** EXERCISE DETAILS **
Only lines with the word "LWDs" are needed; collect each of them from the listing below.

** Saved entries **
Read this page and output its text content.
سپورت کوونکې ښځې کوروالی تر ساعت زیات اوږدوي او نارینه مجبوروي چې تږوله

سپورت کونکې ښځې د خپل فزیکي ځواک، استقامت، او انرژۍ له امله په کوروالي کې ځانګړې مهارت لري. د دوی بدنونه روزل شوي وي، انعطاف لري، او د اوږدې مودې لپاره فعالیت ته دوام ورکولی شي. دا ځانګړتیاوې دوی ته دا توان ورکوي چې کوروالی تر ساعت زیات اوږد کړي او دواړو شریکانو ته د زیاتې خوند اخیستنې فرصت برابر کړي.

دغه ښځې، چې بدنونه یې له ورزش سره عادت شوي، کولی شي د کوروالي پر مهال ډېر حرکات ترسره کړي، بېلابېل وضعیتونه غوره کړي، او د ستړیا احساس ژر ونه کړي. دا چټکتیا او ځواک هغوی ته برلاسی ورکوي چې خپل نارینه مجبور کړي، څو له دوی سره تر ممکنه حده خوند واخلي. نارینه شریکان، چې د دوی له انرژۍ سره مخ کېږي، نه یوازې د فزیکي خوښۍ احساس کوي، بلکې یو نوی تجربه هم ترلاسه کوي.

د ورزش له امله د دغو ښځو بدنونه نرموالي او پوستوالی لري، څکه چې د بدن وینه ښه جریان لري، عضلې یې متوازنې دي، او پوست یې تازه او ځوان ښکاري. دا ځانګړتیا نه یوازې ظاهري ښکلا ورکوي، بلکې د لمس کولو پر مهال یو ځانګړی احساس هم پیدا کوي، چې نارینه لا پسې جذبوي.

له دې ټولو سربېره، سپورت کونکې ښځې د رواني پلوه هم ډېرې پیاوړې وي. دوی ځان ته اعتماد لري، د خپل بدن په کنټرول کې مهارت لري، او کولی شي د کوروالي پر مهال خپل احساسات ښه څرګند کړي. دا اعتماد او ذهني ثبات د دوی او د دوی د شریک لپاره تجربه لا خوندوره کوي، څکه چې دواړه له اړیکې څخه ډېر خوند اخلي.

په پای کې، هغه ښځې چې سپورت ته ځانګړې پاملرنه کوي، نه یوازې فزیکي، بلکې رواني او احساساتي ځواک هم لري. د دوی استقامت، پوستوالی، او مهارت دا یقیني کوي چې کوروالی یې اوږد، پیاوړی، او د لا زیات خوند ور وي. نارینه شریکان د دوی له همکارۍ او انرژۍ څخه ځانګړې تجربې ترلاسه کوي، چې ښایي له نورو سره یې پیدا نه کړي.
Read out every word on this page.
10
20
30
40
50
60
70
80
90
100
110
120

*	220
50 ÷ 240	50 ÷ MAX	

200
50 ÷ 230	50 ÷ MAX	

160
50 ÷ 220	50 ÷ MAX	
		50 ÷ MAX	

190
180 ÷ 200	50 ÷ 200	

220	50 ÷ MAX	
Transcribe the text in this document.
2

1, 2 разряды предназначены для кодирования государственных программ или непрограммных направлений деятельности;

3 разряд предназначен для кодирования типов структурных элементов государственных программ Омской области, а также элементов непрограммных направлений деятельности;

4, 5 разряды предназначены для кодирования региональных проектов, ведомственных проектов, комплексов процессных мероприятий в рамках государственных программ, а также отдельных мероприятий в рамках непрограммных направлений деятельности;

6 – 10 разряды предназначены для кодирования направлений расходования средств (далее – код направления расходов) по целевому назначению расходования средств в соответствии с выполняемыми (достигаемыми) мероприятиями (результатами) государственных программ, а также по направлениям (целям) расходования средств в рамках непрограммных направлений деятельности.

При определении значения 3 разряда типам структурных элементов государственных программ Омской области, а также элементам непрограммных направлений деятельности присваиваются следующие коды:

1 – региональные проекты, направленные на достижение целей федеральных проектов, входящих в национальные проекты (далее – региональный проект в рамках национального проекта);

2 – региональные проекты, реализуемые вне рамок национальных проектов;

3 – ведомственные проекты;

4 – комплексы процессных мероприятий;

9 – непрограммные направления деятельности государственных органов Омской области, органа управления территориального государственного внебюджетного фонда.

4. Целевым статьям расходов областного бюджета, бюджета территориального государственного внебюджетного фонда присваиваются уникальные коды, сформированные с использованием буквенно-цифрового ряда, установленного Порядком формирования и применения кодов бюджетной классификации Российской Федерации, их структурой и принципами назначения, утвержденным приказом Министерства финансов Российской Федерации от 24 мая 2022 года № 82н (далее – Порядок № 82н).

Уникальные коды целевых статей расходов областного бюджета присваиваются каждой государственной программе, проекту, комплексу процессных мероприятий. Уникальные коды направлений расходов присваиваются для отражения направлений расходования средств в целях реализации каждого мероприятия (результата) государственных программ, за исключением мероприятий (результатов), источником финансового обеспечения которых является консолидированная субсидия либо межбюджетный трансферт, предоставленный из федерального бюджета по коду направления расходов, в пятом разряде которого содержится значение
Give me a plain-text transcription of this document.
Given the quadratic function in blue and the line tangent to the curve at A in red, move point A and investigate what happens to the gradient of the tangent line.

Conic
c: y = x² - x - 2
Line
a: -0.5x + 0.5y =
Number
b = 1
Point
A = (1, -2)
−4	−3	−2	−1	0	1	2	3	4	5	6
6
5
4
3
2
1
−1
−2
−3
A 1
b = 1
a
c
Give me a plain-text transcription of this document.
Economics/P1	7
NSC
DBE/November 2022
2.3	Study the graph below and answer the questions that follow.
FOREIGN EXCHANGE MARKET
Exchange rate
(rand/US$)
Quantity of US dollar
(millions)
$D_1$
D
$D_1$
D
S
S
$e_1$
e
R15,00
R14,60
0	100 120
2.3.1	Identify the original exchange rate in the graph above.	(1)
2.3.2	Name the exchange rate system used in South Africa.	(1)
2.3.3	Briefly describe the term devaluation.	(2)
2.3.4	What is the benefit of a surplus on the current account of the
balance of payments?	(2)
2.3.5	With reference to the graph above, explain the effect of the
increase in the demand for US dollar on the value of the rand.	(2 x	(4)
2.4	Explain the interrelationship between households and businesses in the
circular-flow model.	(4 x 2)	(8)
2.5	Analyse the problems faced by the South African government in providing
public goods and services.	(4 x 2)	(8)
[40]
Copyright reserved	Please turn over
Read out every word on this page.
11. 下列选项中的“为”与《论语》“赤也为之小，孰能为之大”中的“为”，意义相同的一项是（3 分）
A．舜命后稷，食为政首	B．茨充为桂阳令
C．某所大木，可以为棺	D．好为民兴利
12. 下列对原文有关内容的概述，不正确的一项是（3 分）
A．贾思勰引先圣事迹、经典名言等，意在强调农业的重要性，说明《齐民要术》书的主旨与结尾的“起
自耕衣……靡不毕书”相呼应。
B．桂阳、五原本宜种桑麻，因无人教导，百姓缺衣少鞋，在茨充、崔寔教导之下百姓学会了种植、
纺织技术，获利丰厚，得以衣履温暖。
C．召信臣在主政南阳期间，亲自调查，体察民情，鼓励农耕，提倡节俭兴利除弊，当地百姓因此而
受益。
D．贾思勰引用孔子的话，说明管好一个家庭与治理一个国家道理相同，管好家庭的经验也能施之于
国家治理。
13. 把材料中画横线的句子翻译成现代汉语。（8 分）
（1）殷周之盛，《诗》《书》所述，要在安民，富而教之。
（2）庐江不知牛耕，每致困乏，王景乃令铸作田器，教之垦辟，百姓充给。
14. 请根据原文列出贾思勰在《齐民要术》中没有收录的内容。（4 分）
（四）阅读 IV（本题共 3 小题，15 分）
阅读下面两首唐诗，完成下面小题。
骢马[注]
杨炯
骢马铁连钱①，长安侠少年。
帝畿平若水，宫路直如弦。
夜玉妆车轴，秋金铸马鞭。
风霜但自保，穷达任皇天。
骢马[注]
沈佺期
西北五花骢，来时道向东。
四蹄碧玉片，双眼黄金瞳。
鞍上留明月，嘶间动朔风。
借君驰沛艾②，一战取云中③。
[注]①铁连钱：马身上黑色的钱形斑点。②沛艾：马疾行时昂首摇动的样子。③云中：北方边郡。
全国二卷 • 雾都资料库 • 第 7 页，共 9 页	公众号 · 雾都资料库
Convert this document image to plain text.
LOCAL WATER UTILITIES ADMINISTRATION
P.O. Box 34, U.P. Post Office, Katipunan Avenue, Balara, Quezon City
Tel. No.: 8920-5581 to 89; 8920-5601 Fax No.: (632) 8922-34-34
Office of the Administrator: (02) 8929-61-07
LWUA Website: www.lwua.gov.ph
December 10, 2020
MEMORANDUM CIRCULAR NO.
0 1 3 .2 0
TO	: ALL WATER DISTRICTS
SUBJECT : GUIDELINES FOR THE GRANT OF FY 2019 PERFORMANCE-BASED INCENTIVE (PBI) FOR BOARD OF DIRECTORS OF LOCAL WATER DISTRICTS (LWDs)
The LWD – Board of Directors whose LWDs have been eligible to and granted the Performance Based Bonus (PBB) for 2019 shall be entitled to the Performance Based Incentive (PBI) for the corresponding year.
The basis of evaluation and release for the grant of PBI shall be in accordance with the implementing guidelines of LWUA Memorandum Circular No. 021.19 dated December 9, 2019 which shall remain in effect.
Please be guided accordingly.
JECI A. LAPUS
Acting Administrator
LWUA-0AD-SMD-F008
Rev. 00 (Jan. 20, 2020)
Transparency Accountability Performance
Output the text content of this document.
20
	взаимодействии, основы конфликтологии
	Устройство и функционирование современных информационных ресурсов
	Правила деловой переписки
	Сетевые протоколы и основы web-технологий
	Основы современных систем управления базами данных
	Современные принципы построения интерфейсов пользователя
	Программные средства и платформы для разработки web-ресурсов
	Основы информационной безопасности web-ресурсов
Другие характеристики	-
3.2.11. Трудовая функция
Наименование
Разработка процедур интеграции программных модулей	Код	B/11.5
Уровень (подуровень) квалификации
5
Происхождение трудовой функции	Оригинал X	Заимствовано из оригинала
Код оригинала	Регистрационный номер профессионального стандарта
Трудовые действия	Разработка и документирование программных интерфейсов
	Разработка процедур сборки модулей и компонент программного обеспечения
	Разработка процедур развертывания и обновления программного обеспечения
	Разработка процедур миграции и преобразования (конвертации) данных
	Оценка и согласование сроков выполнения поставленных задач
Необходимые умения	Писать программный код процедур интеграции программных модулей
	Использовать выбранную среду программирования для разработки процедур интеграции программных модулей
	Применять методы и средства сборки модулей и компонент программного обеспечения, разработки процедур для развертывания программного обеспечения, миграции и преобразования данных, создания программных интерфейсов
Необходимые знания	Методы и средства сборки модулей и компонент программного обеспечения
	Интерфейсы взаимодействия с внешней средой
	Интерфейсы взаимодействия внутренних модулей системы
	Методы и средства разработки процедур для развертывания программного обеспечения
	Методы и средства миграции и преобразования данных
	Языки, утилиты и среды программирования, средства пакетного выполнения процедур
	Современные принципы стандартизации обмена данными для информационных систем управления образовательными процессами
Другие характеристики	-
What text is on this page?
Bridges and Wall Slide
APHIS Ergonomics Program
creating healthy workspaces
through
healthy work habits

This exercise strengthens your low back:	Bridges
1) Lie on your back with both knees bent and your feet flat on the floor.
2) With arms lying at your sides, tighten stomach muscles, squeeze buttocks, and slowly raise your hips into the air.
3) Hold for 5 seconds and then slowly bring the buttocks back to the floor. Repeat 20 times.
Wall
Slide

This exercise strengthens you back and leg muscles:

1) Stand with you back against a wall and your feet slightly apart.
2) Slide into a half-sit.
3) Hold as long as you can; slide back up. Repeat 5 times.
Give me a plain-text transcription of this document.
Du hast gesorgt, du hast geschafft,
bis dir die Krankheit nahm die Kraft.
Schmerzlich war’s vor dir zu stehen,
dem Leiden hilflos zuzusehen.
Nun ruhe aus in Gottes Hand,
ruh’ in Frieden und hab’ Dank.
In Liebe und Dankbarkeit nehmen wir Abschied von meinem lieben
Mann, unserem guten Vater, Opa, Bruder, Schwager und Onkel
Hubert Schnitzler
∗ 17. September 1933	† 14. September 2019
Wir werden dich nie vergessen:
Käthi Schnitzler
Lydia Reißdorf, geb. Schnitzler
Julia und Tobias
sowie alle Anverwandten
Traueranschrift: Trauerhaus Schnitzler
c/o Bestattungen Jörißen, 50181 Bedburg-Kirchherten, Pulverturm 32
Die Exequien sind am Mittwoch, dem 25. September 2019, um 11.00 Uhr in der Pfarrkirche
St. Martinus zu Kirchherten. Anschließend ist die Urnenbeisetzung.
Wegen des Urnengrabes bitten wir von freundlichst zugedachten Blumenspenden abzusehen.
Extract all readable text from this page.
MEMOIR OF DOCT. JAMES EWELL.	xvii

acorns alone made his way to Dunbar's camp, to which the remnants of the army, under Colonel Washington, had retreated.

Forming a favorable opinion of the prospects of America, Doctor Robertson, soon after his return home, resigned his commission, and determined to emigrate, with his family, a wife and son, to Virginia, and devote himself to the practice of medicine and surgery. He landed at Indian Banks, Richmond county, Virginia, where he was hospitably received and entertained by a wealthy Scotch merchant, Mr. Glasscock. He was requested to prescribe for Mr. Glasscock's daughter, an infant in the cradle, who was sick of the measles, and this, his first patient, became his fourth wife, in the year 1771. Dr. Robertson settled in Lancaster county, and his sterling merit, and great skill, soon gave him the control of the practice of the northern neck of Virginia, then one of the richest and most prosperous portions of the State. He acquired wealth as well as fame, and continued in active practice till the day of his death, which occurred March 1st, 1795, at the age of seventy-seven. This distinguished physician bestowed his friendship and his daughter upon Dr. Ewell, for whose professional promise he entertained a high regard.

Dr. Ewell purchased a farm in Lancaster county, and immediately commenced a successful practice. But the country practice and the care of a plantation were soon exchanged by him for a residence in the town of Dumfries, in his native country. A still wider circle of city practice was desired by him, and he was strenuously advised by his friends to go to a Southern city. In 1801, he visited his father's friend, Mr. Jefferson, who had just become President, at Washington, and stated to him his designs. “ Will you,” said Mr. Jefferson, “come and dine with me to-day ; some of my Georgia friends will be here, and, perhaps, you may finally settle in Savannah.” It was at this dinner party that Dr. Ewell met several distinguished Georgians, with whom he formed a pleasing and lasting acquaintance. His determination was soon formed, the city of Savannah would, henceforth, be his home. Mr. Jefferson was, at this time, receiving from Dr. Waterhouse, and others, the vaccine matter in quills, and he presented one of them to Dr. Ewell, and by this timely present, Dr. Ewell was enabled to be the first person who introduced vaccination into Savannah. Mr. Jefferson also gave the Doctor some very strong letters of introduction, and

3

** CORRECT ANSWER **
SUBJECT : GUIDELINES FOR THE GRANT OF FY 2019 PERFORMANCE-BASED INCENTIVE (PBI) FOR BOARD OF DIRECTORS OF LOCAL WATER DISTRICTS (LWDs)
The LWD – Board of Directors whose LWDs have been eligible to and granted the Performance Based Bonus (PBB) for 2019 shall be entitled to the Performance Based Incentive (PBI) for the corresponding year.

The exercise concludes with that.